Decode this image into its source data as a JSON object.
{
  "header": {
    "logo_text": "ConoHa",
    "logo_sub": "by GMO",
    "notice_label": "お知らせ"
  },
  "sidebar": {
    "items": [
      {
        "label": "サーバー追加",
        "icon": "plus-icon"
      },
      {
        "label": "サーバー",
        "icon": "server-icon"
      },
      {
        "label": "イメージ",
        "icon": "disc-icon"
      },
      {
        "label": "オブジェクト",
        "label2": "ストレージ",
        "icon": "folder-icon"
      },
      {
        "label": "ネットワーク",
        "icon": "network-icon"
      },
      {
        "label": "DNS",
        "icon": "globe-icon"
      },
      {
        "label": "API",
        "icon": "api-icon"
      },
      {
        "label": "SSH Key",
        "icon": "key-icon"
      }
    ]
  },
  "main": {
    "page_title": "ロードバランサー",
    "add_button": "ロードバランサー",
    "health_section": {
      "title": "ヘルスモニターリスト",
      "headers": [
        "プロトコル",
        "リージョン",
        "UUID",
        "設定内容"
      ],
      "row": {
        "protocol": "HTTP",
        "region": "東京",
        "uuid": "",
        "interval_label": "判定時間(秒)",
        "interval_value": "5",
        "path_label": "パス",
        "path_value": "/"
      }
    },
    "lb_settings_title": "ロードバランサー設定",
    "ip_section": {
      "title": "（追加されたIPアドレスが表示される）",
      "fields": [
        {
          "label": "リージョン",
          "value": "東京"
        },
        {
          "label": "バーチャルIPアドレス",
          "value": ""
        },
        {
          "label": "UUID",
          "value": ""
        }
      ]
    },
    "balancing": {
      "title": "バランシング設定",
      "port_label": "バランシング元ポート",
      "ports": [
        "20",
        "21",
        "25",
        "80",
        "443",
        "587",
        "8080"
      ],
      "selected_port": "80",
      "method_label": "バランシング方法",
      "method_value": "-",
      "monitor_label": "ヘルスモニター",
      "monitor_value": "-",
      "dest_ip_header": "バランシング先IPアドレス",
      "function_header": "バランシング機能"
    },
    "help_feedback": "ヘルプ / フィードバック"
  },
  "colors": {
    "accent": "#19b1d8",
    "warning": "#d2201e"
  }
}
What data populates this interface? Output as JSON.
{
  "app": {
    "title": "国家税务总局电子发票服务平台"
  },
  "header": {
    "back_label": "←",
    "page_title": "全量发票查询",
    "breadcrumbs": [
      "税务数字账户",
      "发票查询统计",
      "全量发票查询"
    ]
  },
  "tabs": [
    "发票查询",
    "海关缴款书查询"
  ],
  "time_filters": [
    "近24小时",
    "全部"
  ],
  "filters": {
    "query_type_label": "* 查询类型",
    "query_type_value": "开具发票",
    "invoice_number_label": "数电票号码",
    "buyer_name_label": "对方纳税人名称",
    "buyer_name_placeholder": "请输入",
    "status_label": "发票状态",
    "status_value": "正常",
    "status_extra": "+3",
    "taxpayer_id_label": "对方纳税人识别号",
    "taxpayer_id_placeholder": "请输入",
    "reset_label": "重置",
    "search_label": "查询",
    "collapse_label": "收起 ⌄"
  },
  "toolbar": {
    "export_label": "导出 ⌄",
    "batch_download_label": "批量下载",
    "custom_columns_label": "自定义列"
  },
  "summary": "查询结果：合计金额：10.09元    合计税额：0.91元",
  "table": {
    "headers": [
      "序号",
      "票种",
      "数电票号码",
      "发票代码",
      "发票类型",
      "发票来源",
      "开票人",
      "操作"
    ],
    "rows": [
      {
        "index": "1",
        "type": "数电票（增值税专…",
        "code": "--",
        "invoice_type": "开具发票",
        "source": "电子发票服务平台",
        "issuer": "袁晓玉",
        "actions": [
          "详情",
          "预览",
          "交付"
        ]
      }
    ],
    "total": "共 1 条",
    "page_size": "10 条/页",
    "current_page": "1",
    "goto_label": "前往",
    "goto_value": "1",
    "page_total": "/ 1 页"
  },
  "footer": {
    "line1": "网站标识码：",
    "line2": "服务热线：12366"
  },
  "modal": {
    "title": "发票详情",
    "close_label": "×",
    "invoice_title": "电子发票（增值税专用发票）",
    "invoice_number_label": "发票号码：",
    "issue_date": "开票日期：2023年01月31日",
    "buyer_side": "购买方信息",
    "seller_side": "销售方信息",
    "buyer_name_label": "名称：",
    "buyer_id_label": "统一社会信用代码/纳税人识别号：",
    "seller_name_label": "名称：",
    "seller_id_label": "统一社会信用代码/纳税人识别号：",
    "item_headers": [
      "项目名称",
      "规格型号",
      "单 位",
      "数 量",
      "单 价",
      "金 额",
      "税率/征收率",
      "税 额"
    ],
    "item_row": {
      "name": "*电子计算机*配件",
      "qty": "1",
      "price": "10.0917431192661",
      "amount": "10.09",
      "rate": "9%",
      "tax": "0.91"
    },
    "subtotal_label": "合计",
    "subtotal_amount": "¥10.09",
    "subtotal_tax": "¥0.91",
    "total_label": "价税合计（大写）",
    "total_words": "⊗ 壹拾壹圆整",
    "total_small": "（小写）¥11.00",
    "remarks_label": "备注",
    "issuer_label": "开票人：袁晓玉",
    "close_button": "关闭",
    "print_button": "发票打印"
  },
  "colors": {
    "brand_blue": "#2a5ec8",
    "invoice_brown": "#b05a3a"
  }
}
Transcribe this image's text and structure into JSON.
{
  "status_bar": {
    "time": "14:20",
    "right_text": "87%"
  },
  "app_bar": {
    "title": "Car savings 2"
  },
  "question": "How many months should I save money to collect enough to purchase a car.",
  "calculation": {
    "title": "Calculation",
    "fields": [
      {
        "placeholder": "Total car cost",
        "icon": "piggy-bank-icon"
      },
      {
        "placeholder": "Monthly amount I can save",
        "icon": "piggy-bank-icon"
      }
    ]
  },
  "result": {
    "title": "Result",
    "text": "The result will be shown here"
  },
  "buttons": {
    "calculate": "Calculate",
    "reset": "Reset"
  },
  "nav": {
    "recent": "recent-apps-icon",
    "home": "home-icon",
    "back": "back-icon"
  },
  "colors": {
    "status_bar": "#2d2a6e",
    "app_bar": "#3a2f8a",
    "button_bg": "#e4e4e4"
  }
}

> **Exercise directions**:
Copy each entry exactly, with nothing added or dropped.

> **Finished task**:
Decode this image into its source data as a JSON object.
{
  "header": {
    "logo_text": "ConoHa",
    "logo_sub": "by GMO",
    "notice_label": "お知らせ"
  },
  "sidebar": {
    "items": [
      {
        "label": "サーバー追加",
        "icon": "plus-icon"
      },
      {
        "label": "サーバー",
        "icon": "server-icon"
      },
      {
        "label": "イメージ",
        "icon": "disc-icon"
      },
      {
        "label": "オブジェクト",
        "label2": "ストレージ",
        "icon": "folder-icon"
      },
      {
        "label": "ネットワーク",
        "icon": "network-icon"
      },
      {
        "label": "DNS",
        "icon": "globe-icon"
      },
      {
        "label": "API",
        "icon": "api-icon"
      },
      {
        "label": "SSH Key",
        "icon": "key-icon"
      }
    ]
  },
  "main": {
    "page_title": "ロードバランサー",
    "add_button": "ロードバランサー",
    "health_section": {
      "title": "ヘルスモニターリスト",
      "headers": [
        "プロトコル",
        "リージョン",
        "UUID",
        "設定内容"
      ],
      "row": {
        "protocol": "HTTP",
        "region": "東京",
        "uuid": "",
        "interval_label": "判定時間(秒)",
        "interval_value": "5",
        "path_label": "パス",
        "path_value": "/"
      }
    },
    "lb_settings_title": "ロードバランサー設定",
    "ip_section": {
      "title": "（追加されたIPアドレスが表示される）",
      "fields": [
        {
          "label": "リージョン",
          "value": "東京"
        },
        {
          "label": "バーチャルIPアドレス",
          "value": ""
        },
        {
          "label": "UUID",
          "value": ""
        }
      ]
    },
    "balancing": {
      "title": "バランシング設定",
      "port_label": "バランシング元ポート",
      "ports": [
        "20",
        "21",
        "25",
        "80",
        "443",
        "587",
        "8080"
      ],
      "selected_port": "80",
      "method_label": "バランシング方法",
      "method_value": "-",
      "monitor_label": "ヘルスモニター",
      "monitor_value": "-",
      "dest_ip_header": "バランシング先IPアドレス",
      "function_header": "バランシング機能"
    },
    "help_feedback": "ヘルプ / フィードバック"
  },
  "colors": {
    "accent": "#19b1d8",
    "warning": "#d2201e"
  }
}
What data populates this interface? Output as JSON.
{
  "app": {
    "title": "国家税务总局电子发票服务平台"
  },
  "header": {
    "back_label": "←",
    "page_title": "全量发票查询",
    "breadcrumbs": [
      "税务数字账户",
      "发票查询统计",
      "全量发票查询"
    ]
  },
  "tabs": [
    "发票查询",
    "海关缴款书查询"
  ],
  "time_filters": [
    "近24小时",
    "全部"
  ],
  "filters": {
    "query_type_label": "* 查询类型",
    "query_type_value": "开具发票",
    "invoice_number_label": "数电票号码",
    "buyer_name_label": "对方纳税人名称",
    "buyer_name_placeholder": "请输入",
    "status_label": "发票状态",
    "status_value": "正常",
    "status_extra": "+3",
    "taxpayer_id_label": "对方纳税人识别号",
    "taxpayer_id_placeholder": "请输入",
    "reset_label": "重置",
    "search_label": "查询",
    "collapse_label": "收起 ⌄"
  },
  "toolbar": {
    "export_label": "导出 ⌄",
    "batch_download_label": "批量下载",
    "custom_columns_label": "自定义列"
  },
  "summary": "查询结果：合计金额：10.09元    合计税额：0.91元",
  "table": {
    "headers": [
      "序号",
      "票种",
      "数电票号码",
      "发票代码",
      "发票类型",
      "发票来源",
      "开票人",
      "操作"
    ],
    "rows": [
      {
        "index": "1",
        "type": "数电票（增值税专…",
        "code": "--",
        "invoice_type": "开具发票",
        "source": "电子发票服务平台",
        "issuer": "袁晓玉",
        "actions": [
          "详情",
          "预览",
          "交付"
        ]
      }
    ],
    "total": "共 1 条",
    "page_size": "10 条/页",
    "current_page": "1",
    "goto_label": "前往",
    "goto_value": "1",
    "page_total": "/ 1 页"
  },
  "footer": {
    "line1": "网站标识码：",
    "line2": "服务热线：12366"
  },
  "modal": {
    "title": "发票详情",
    "close_label": "×",
    "invoice_title": "电子发票（增值税专用发票）",
    "invoice_number_label": "发票号码：",
    "issue_date": "开票日期：2023年01月31日",
    "buyer_side": "购买方信息",
    "seller_side": "销售方信息",
    "buyer_name_label": "名称：",
    "buyer_id_label": "统一社会信用代码/纳税人识别号：",
    "seller_name_label": "名称：",
    "seller_id_label": "统一社会信用代码/纳税人识别号：",
    "item_headers": [
      "项目名称",
      "规格型号",
      "单 位",
      "数 量",
      "单 价",
      "金 额",
      "税率/征收率",
      "税 额"
    ],
    "item_row": {
      "name": "*电子计算机*配件",
      "qty": "1",
      "price": "10.0917431192661",
      "amount": "10.09",
      "rate": "9%",
      "tax": "0.91"
    },
    "subtotal_label": "合计",
    "subtotal_amount": "¥10.09",
    "subtotal_tax": "¥0.91",
    "total_label": "价税合计（大写）",
    "total_words": "⊗ 壹拾壹圆整",
    "total_small": "（小写）¥11.00",
    "remarks_label": "备注",
    "issuer_label": "开票人：袁晓玉",
    "close_button": "关闭",
    "print_button": "发票打印"
  },
  "colors": {
    "brand_blue": "#2a5ec8",
    "invoice_brown": "#b05a3a"
  }
}
Transcribe this image's text and structure into JSON.
{
  "status_bar": {
    "time": "14:20",
    "right_text": "87%"
  },
  "app_bar": {
    "title": "Car savings 2"
  },
  "question": "How many months should I save money to collect enough to purchase a car.",
  "calculation": {
    "title": "Calculation",
    "fields": [
      {
        "placeholder": "Total car cost",
        "icon": "piggy-bank-icon"
      },
      {
        "placeholder": "Monthly amount I can save",
        "icon": "piggy-bank-icon"
      }
    ]
  },
  "result": {
    "title": "Result",
    "text": "The result will be shown here"
  },
  "buttons": {
    "calculate": "Calculate",
    "reset": "Reset"
  },
  "nav": {
    "recent": "recent-apps-icon",
    "home": "home-icon",
    "back": "back-icon"
  },
  "colors": {
    "status_bar": "#2d2a6e",
    "app_bar": "#3a2f8a",
    "button_bg": "#e4e4e4"
  }
}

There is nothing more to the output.